Stored items:
============================================================

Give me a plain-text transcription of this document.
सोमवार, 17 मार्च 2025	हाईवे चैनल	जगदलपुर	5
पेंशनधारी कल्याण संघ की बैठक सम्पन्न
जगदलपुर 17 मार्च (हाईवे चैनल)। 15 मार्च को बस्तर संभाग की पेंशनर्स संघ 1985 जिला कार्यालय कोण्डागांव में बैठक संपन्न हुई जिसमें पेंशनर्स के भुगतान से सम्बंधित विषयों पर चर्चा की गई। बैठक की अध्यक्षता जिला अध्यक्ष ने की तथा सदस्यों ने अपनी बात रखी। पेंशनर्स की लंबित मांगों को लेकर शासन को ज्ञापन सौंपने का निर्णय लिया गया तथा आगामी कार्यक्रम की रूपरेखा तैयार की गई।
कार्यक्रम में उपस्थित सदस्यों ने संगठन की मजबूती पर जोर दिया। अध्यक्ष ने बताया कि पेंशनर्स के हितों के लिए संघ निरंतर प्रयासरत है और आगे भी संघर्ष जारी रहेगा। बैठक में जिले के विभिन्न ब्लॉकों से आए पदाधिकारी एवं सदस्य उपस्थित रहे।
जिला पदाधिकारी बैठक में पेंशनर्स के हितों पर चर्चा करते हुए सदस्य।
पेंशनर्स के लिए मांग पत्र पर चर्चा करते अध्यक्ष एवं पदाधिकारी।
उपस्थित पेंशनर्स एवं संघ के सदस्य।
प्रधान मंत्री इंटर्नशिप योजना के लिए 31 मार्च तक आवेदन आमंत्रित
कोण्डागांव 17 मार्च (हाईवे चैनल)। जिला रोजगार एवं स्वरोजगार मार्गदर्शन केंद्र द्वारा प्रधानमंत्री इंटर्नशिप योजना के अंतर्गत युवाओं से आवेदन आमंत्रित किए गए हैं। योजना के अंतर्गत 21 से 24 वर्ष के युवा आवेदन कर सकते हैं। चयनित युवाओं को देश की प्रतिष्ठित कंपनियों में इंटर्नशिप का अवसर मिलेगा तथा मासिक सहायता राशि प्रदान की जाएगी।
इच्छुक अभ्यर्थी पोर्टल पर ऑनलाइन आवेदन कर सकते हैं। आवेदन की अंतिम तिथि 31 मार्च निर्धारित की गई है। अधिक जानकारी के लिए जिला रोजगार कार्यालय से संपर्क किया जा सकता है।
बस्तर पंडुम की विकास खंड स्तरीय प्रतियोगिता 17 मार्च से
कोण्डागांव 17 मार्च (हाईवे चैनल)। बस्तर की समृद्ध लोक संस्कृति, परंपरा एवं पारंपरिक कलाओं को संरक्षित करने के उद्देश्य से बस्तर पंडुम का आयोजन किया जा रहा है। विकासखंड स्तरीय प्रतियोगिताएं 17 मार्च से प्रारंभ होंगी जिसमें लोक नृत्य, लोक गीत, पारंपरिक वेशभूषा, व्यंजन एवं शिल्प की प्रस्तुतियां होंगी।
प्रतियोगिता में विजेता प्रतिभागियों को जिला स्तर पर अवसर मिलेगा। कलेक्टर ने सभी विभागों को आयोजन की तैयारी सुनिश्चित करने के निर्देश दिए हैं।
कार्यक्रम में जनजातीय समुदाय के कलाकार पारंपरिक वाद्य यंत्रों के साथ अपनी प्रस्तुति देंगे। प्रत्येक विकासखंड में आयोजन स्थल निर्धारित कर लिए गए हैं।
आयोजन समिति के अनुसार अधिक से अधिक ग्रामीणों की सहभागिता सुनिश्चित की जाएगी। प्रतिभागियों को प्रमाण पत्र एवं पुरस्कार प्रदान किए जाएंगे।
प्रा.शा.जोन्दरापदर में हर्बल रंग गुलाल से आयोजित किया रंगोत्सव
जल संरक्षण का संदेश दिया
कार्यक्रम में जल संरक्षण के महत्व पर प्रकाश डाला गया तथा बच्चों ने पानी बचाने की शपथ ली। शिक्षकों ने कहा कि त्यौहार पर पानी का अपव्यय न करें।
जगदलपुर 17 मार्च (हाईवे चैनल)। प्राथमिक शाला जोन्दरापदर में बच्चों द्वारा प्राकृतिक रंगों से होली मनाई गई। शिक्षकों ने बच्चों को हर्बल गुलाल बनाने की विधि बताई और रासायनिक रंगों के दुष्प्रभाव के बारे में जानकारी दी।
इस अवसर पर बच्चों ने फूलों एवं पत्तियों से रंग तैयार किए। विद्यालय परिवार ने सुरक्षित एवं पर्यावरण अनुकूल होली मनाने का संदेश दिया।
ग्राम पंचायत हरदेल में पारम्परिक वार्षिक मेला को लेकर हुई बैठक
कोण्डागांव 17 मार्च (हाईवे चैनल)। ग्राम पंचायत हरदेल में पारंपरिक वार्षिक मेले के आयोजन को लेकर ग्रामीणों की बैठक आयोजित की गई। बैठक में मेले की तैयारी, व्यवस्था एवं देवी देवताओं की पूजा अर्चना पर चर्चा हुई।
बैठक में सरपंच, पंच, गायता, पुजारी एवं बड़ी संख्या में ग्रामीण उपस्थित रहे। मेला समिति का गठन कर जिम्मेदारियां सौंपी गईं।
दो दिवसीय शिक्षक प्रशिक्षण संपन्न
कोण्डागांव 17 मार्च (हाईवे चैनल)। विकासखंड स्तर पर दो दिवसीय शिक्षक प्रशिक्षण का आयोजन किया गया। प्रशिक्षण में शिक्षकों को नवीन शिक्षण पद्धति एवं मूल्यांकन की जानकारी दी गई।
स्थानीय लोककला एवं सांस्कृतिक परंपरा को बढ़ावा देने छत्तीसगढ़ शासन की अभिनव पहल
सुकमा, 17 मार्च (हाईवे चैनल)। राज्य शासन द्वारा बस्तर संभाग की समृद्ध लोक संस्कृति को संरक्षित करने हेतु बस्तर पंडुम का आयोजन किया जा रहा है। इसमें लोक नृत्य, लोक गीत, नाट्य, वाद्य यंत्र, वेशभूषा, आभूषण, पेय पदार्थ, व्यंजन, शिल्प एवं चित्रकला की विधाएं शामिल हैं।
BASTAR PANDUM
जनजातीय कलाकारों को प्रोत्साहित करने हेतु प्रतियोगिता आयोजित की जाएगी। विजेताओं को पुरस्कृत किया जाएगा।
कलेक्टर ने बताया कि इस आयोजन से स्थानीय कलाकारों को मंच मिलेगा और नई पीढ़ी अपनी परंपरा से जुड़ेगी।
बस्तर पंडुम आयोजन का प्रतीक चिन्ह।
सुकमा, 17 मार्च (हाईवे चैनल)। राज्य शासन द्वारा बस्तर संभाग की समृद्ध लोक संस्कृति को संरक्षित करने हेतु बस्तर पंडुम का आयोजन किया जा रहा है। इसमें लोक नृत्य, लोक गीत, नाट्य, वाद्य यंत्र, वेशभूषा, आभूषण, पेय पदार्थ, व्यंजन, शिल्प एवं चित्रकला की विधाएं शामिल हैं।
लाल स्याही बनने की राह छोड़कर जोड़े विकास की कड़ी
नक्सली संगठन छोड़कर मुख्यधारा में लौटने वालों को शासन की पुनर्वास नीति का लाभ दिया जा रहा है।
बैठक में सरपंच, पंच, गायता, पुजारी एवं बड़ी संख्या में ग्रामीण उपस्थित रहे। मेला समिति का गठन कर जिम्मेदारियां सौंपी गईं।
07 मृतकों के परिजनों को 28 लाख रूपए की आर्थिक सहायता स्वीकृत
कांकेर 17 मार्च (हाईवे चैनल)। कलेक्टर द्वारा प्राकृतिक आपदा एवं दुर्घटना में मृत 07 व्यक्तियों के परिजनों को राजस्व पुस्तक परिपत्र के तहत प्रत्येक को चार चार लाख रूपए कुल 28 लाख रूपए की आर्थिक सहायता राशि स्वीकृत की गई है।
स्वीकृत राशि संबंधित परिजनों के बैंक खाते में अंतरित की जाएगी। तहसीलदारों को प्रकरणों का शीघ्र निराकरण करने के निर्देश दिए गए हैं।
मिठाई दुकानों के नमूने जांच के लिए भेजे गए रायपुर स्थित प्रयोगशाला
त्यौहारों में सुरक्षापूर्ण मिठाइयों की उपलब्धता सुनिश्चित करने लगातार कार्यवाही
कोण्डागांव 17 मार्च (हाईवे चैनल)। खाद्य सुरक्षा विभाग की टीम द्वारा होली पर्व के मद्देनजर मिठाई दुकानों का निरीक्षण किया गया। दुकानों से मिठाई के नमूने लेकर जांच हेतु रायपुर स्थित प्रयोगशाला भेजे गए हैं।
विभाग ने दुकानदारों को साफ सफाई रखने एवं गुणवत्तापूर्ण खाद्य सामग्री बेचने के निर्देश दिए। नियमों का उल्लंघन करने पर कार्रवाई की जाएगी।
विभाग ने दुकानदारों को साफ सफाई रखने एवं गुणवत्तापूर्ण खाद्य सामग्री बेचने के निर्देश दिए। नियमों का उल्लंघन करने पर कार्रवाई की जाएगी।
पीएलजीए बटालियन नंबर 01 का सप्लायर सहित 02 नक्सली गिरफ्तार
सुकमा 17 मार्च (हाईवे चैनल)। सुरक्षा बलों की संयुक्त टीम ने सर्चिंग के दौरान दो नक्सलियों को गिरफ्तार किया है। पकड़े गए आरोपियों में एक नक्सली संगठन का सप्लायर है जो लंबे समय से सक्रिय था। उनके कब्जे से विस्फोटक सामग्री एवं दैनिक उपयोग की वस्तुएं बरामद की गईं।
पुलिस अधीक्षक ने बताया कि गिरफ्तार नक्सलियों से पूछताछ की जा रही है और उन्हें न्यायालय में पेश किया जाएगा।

============================================================

# EXERCISE GOAL
All lines holding the word "अवसर" should be picked out and copied.

# COMPLETE ANSWER
कोण्डागांव 17 मार्च (हाईवे चैनल)। जिला रोजगार एवं स्वरोजगार मार्गदर्शन केंद्र द्वारा प्रधानमंत्री इंटर्नशिप योजना के अंतर्गत युवाओं से आवेदन आमंत्रित किए गए हैं। योजना के अंतर्गत 21 से 24 वर्ष के युवा आवेदन कर सकते हैं। चयनित युवाओं को देश की प्रतिष्ठित कंपनियों में इंटर्नशिप का अवसर मिलेगा तथा मासिक सहायता राशि प्रदान की जाएगी।
प्रतियोगिता में विजेता प्रतिभागियों को जिला स्तर पर अवसर मिलेगा। कलेक्टर ने सभी विभागों को आयोजन की तैयारी सुनिश्चित करने के निर्देश दिए हैं।
इस अवसर पर बच्चों ने फूलों एवं पत्तियों से रंग तैयार किए। विद्यालय परिवार ने सुरक्षित एवं पर्यावरण अनुकूल होली मनाने का संदेश दिया।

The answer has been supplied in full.